What you need to do
Transcribe all the entries word for word, skipping the pictures.

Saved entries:
_ _ _ _ _

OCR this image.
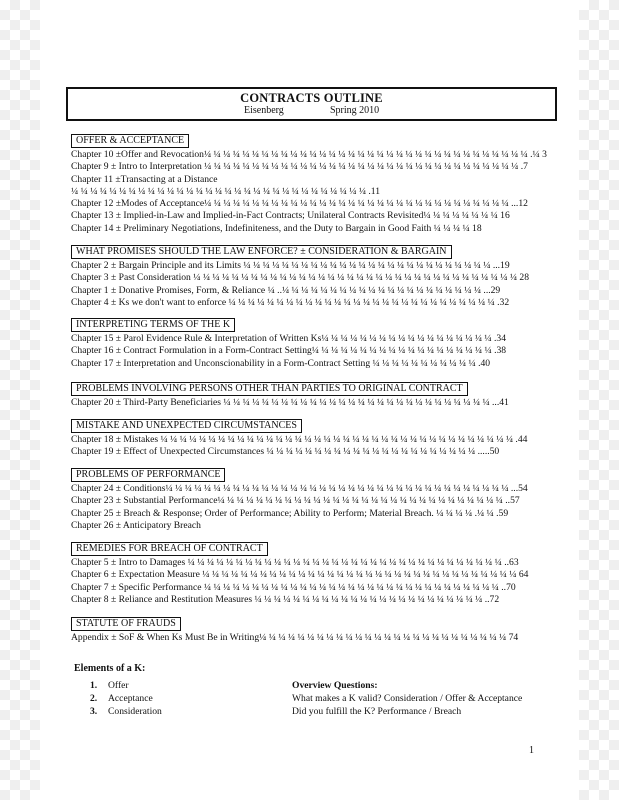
CONTRACTS OUTLINE
Eisenberg	Spring 2010
OFFER & ACCEPTANCE
Chapter 10 ±Offer and Revocation¼ ¼ ¼ ¼ ¼ ¼ ¼ ¼ ¼ ¼ ¼ ¼ ¼ ¼ ¼ ¼ ¼ ¼ ¼ ¼ ¼ ¼ ¼ ¼ ¼ ¼ ¼ ¼ ¼ ¼ ¼ ¼ ¼ ¼ .¼ 3
Chapter 9 ± Intro to Interpretation ¼ ¼ ¼ ¼ ¼ ¼ ¼ ¼ ¼ ¼ ¼ ¼ ¼ ¼ ¼ ¼ ¼ ¼ ¼ ¼ ¼ ¼ ¼ ¼ ¼ ¼ ¼ ¼ ¼ ¼ ¼ ¼ ¼ .7
Chapter 11 ±Transacting at a Distance
¼ ¼ ¼ ¼ ¼ ¼ ¼ ¼ ¼ ¼ ¼ ¼ ¼ ¼ ¼ ¼ ¼ ¼ ¼ ¼ ¼ ¼ ¼ ¼ ¼ ¼ ¼ ¼ ¼ ¼ ¼ .11
Chapter 12 ±Modes of Acceptance¼ ¼ ¼ ¼ ¼ ¼ ¼ ¼ ¼ ¼ ¼ ¼ ¼ ¼ ¼ ¼ ¼ ¼ ¼ ¼ ¼ ¼ ¼ ¼ ¼ ¼ ¼ ¼ ¼ ¼ ¼ ¼ ...12
Chapter 13 ± Implied-in-Law and Implied-in-Fact Contracts; Unilateral Contracts Revisited¼ ¼ ¼ ¼ ¼ ¼ ¼ ¼ 16
Chapter 14 ± Preliminary Negotiations, Indefiniteness, and the Duty to Bargain in Good Faith ¼ ¼ ¼ ¼ 18
WHAT PROMISES SHOULD THE LAW ENFORCE? ± CONSIDERATION & BARGAIN
Chapter 2 ± Bargain Principle and its Limits ¼ ¼ ¼ ¼ ¼ ¼ ¼ ¼ ¼ ¼ ¼ ¼ ¼ ¼ ¼ ¼ ¼ ¼ ¼ ¼ ¼ ¼ ¼ ¼ ¼ ¼ ...19
Chapter 3 ± Past Consideration ¼ ¼ ¼ ¼ ¼ ¼ ¼ ¼ ¼ ¼ ¼ ¼ ¼ ¼ ¼ ¼ ¼ ¼ ¼ ¼ ¼ ¼ ¼ ¼ ¼ ¼ ¼ ¼ ¼ ¼ ¼ ¼ ¼ ¼ 28
Chapter 1 ± Donative Promises, Form, & Reliance ¼ ..¼ ¼ ¼ ¼ ¼ ¼ ¼ ¼ ¼ ¼ ¼ ¼ ¼ ¼ ¼ ¼ ¼ ¼ ¼ ¼ ¼ ...29
Chapter 4 ± Ks we don't want to enforce ¼ ¼ ¼ ¼ ¼ ¼ ¼ ¼ ¼ ¼ ¼ ¼ ¼ ¼ ¼ ¼ ¼ ¼ ¼ ¼ ¼ ¼ ¼ ¼ ¼ ¼ ¼ ¼ .32
INTERPRETING TERMS OF THE K
Chapter 15 ± Parol Evidence Rule & Interpretation of Written Ks¼ ¼ ¼ ¼ ¼ ¼ ¼ ¼ ¼ ¼ ¼ ¼ ¼ ¼ ¼ ¼ ¼ ¼ .34
Chapter 16 ± Contract Formulation in a Form-Contract Setting¼ ¼ ¼ ¼ ¼ ¼ ¼ ¼ ¼ ¼ ¼ ¼ ¼ ¼ ¼ ¼ ¼ ¼ ¼ .38
Chapter 17 ± Interpretation and Unconscionability in a Form-Contract Setting ¼ ¼ ¼ ¼ ¼ ¼ ¼ ¼ ¼ ¼ ¼ .40
PROBLEMS INVOLVING PERSONS OTHER THAN PARTIES TO ORIGINAL CONTRACT
Chapter 20 ± Third-Party Beneficiaries ¼ ¼ ¼ ¼ ¼ ¼ ¼ ¼ ¼ ¼ ¼ ¼ ¼ ¼ ¼ ¼ ¼ ¼ ¼ ¼ ¼ ¼ ¼ ¼ ¼ ¼ ¼ ¼ ...41
MISTAKE AND UNEXPECTED CIRCUMSTANCES
Chapter 18 ± Mistakes ¼ ¼ ¼ ¼ ¼ ¼ ¼ ¼ ¼ ¼ ¼ ¼ ¼ ¼ ¼ ¼ ¼ ¼ ¼ ¼ ¼ ¼ ¼ ¼ ¼ ¼ ¼ ¼ ¼ ¼ ¼ ¼ ¼ ¼ ¼ ¼ ¼ .44
Chapter 19 ± Effect of Unexpected Circumstances ¼ ¼ ¼ ¼ ¼ ¼ ¼ ¼ ¼ ¼ ¼ ¼ ¼ ¼ ¼ ¼ ¼ ¼ ¼ ¼ ¼ ¼ .....50
PROBLEMS OF PERFORMANCE
Chapter 24 ± Conditions¼ ¼ ¼ ¼ ¼ ¼ ¼ ¼ ¼ ¼ ¼ ¼ ¼ ¼ ¼ ¼ ¼ ¼ ¼ ¼ ¼ ¼ ¼ ¼ ¼ ¼ ¼ ¼ ¼ ¼ ¼ ¼ ¼ ¼ ¼ ¼ ...54
Chapter 23 ± Substantial Performance¼ ¼ ¼ ¼ ¼ ¼ ¼ ¼ ¼ ¼ ¼ ¼ ¼ ¼ ¼ ¼ ¼ ¼ ¼ ¼ ¼ ¼ ¼ ¼ ¼ ¼ ¼ ¼ ¼ ¼ ..57
Chapter 25 ± Breach & Response; Order of Performance; Ability to Perform; Material Breach. ¼ ¼ ¼ ¼ .¼ ¼ .59
Chapter 26 ± Anticipatory Breach
REMEDIES FOR BREACH OF CONTRACT
Chapter 5 ± Intro to Damages ¼ ¼ ¼ ¼ ¼ ¼ ¼ ¼ ¼ ¼ ¼ ¼ ¼ ¼ ¼ ¼ ¼ ¼ ¼ ¼ ¼ ¼ ¼ ¼ ¼ ¼ ¼ ¼ ¼ ¼ ¼ ¼ ¼ ..63
Chapter 6 ± Expectation Measure ¼ ¼ ¼ ¼ ¼ ¼ ¼ ¼ ¼ ¼ ¼ ¼ ¼ ¼ ¼ ¼ ¼ ¼ ¼ ¼ ¼ ¼ ¼ ¼ ¼ ¼ ¼ ¼ ¼ ¼ ¼ ¼ ¼ 64
Chapter 7 ± Specific Performance ¼ ¼ ¼ ¼ ¼ ¼ ¼ ¼ ¼ ¼ ¼ ¼ ¼ ¼ ¼ ¼ ¼ ¼ ¼ ¼ ¼ ¼ ¼ ¼ ¼ ¼ ¼ ¼ ¼ ¼ ¼ ..70
Chapter 8 ± Reliance and Restitution Measures ¼ ¼ ¼ ¼ ¼ ¼ ¼ ¼ ¼ ¼ ¼ ¼ ¼ ¼ ¼ ¼ ¼ ¼ ¼ ¼ ¼ ¼ ¼ ¼ ..72
STATUTE OF FRAUDS
Appendix ± SoF & When Ks Must Be in Writing¼ ¼ ¼ ¼ ¼ ¼ ¼ ¼ ¼ ¼ ¼ ¼ ¼ ¼ ¼ ¼ ¼ ¼ ¼ ¼ ¼ ¼ ¼ ¼ ¼ ¼ 74
Elements of a K:
1. Offer
2. Acceptance
3. Consideration
Overview Questions:
What makes a K valid? Consideration / Offer & Acceptance
Did you fulfill the K? Performance / Breach
1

_ _ _ _ _

Completed exercise
OCR this image.
CONTRACTS OUTLINE
Eisenberg	Spring 2010
OFFER & ACCEPTANCE
Chapter 10 ±Offer and Revocation¼ ¼ ¼ ¼ ¼ ¼ ¼ ¼ ¼ ¼ ¼ ¼ ¼ ¼ ¼ ¼ ¼ ¼ ¼ ¼ ¼ ¼ ¼ ¼ ¼ ¼ ¼ ¼ ¼ ¼ ¼ ¼ ¼ ¼ .¼ 3
Chapter 9 ± Intro to Interpretation ¼ ¼ ¼ ¼ ¼ ¼ ¼ ¼ ¼ ¼ ¼ ¼ ¼ ¼ ¼ ¼ ¼ ¼ ¼ ¼ ¼ ¼ ¼ ¼ ¼ ¼ ¼ ¼ ¼ ¼ ¼ ¼ ¼ .7
Chapter 11 ±Transacting at a Distance
¼ ¼ ¼ ¼ ¼ ¼ ¼ ¼ ¼ ¼ ¼ ¼ ¼ ¼ ¼ ¼ ¼ ¼ ¼ ¼ ¼ ¼ ¼ ¼ ¼ ¼ ¼ ¼ ¼ ¼ ¼ .11
Chapter 12 ±Modes of Acceptance¼ ¼ ¼ ¼ ¼ ¼ ¼ ¼ ¼ ¼ ¼ ¼ ¼ ¼ ¼ ¼ ¼ ¼ ¼ ¼ ¼ ¼ ¼ ¼ ¼ ¼ ¼ ¼ ¼ ¼ ¼ ¼ ...12
Chapter 13 ± Implied-in-Law and Implied-in-Fact Contracts; Unilateral Contracts Revisited¼ ¼ ¼ ¼ ¼ ¼ ¼ ¼ 16
Chapter 14 ± Preliminary Negotiations, Indefiniteness, and the Duty to Bargain in Good Faith ¼ ¼ ¼ ¼ 18
WHAT PROMISES SHOULD THE LAW ENFORCE? ± CONSIDERATION & BARGAIN
Chapter 2 ± Bargain Principle and its Limits ¼ ¼ ¼ ¼ ¼ ¼ ¼ ¼ ¼ ¼ ¼ ¼ ¼ ¼ ¼ ¼ ¼ ¼ ¼ ¼ ¼ ¼ ¼ ¼ ¼ ¼ ...19
Chapter 3 ± Past Consideration ¼ ¼ ¼ ¼ ¼ ¼ ¼ ¼ ¼ ¼ ¼ ¼ ¼ ¼ ¼ ¼ ¼ ¼ ¼ ¼ ¼ ¼ ¼ ¼ ¼ ¼ ¼ ¼ ¼ ¼ ¼ ¼ ¼ ¼ 28
Chapter 1 ± Donative Promises, Form, & Reliance ¼ ..¼ ¼ ¼ ¼ ¼ ¼ ¼ ¼ ¼ ¼ ¼ ¼ ¼ ¼ ¼ ¼ ¼ ¼ ¼ ¼ ¼ ...29
Chapter 4 ± Ks we don't want to enforce ¼ ¼ ¼ ¼ ¼ ¼ ¼ ¼ ¼ ¼ ¼ ¼ ¼ ¼ ¼ ¼ ¼ ¼ ¼ ¼ ¼ ¼ ¼ ¼ ¼ ¼ ¼ ¼ .32
INTERPRETING TERMS OF THE K
Chapter 15 ± Parol Evidence Rule & Interpretation of Written Ks¼ ¼ ¼ ¼ ¼ ¼ ¼ ¼ ¼ ¼ ¼ ¼ ¼ ¼ ¼ ¼ ¼ ¼ .34
Chapter 16 ± Contract Formulation in a Form-Contract Setting¼ ¼ ¼ ¼ ¼ ¼ ¼ ¼ ¼ ¼ ¼ ¼ ¼ ¼ ¼ ¼ ¼ ¼ ¼ .38
Chapter 17 ± Interpretation and Unconscionability in a Form-Contract Setting ¼ ¼ ¼ ¼ ¼ ¼ ¼ ¼ ¼ ¼ ¼ .40
PROBLEMS INVOLVING PERSONS OTHER THAN PARTIES TO ORIGINAL CONTRACT
Chapter 20 ± Third-Party Beneficiaries ¼ ¼ ¼ ¼ ¼ ¼ ¼ ¼ ¼ ¼ ¼ ¼ ¼ ¼ ¼ ¼ ¼ ¼ ¼ ¼ ¼ ¼ ¼ ¼ ¼ ¼ ¼ ¼ ...41
MISTAKE AND UNEXPECTED CIRCUMSTANCES
Chapter 18 ± Mistakes ¼ ¼ ¼ ¼ ¼ ¼ ¼ ¼ ¼ ¼ ¼ ¼ ¼ ¼ ¼ ¼ ¼ ¼ ¼ ¼ ¼ ¼ ¼ ¼ ¼ ¼ ¼ ¼ ¼ ¼ ¼ ¼ ¼ ¼ ¼ ¼ ¼ .44
Chapter 19 ± Effect of Unexpected Circumstances ¼ ¼ ¼ ¼ ¼ ¼ ¼ ¼ ¼ ¼ ¼ ¼ ¼ ¼ ¼ ¼ ¼ ¼ ¼ ¼ ¼ ¼ .....50
PROBLEMS OF PERFORMANCE
Chapter 24 ± Conditions¼ ¼ ¼ ¼ ¼ ¼ ¼ ¼ ¼ ¼ ¼ ¼ ¼ ¼ ¼ ¼ ¼ ¼ ¼ ¼ ¼ ¼ ¼ ¼ ¼ ¼ ¼ ¼ ¼ ¼ ¼ ¼ ¼ ¼ ¼ ¼ ...54
Chapter 23 ± Substantial Performance¼ ¼ ¼ ¼ ¼ ¼ ¼ ¼ ¼ ¼ ¼ ¼ ¼ ¼ ¼ ¼ ¼ ¼ ¼ ¼ ¼ ¼ ¼ ¼ ¼ ¼ ¼ ¼ ¼ ¼ ..57
Chapter 25 ± Breach & Response; Order of Performance; Ability to Perform; Material Breach. ¼ ¼ ¼ ¼ .¼ ¼ .59
Chapter 26 ± Anticipatory Breach
REMEDIES FOR BREACH OF CONTRACT
Chapter 5 ± Intro to Damages ¼ ¼ ¼ ¼ ¼ ¼ ¼ ¼ ¼ ¼ ¼ ¼ ¼ ¼ ¼ ¼ ¼ ¼ ¼ ¼ ¼ ¼ ¼ ¼ ¼ ¼ ¼ ¼ ¼ ¼ ¼ ¼ ¼ ..63
Chapter 6 ± Expectation Measure ¼ ¼ ¼ ¼ ¼ ¼ ¼ ¼ ¼ ¼ ¼ ¼ ¼ ¼ ¼ ¼ ¼ ¼ ¼ ¼ ¼ ¼ ¼ ¼ ¼ ¼ ¼ ¼ ¼ ¼ ¼ ¼ ¼ 64
Chapter 7 ± Specific Performance ¼ ¼ ¼ ¼ ¼ ¼ ¼ ¼ ¼ ¼ ¼ ¼ ¼ ¼ ¼ ¼ ¼ ¼ ¼ ¼ ¼ ¼ ¼ ¼ ¼ ¼ ¼ ¼ ¼ ¼ ¼ ..70
Chapter 8 ± Reliance and Restitution Measures ¼ ¼ ¼ ¼ ¼ ¼ ¼ ¼ ¼ ¼ ¼ ¼ ¼ ¼ ¼ ¼ ¼ ¼ ¼ ¼ ¼ ¼ ¼ ¼ ..72
STATUTE OF FRAUDS
Appendix ± SoF & When Ks Must Be in Writing¼ ¼ ¼ ¼ ¼ ¼ ¼ ¼ ¼ ¼ ¼ ¼ ¼ ¼ ¼ ¼ ¼ ¼ ¼ ¼ ¼ ¼ ¼ ¼ ¼ ¼ 74
Elements of a K:
1. Offer
2. Acceptance
3. Consideration
Overview Questions:
What makes a K valid? Consideration / Offer & Acceptance
Did you fulfill the K? Performance / Breach
1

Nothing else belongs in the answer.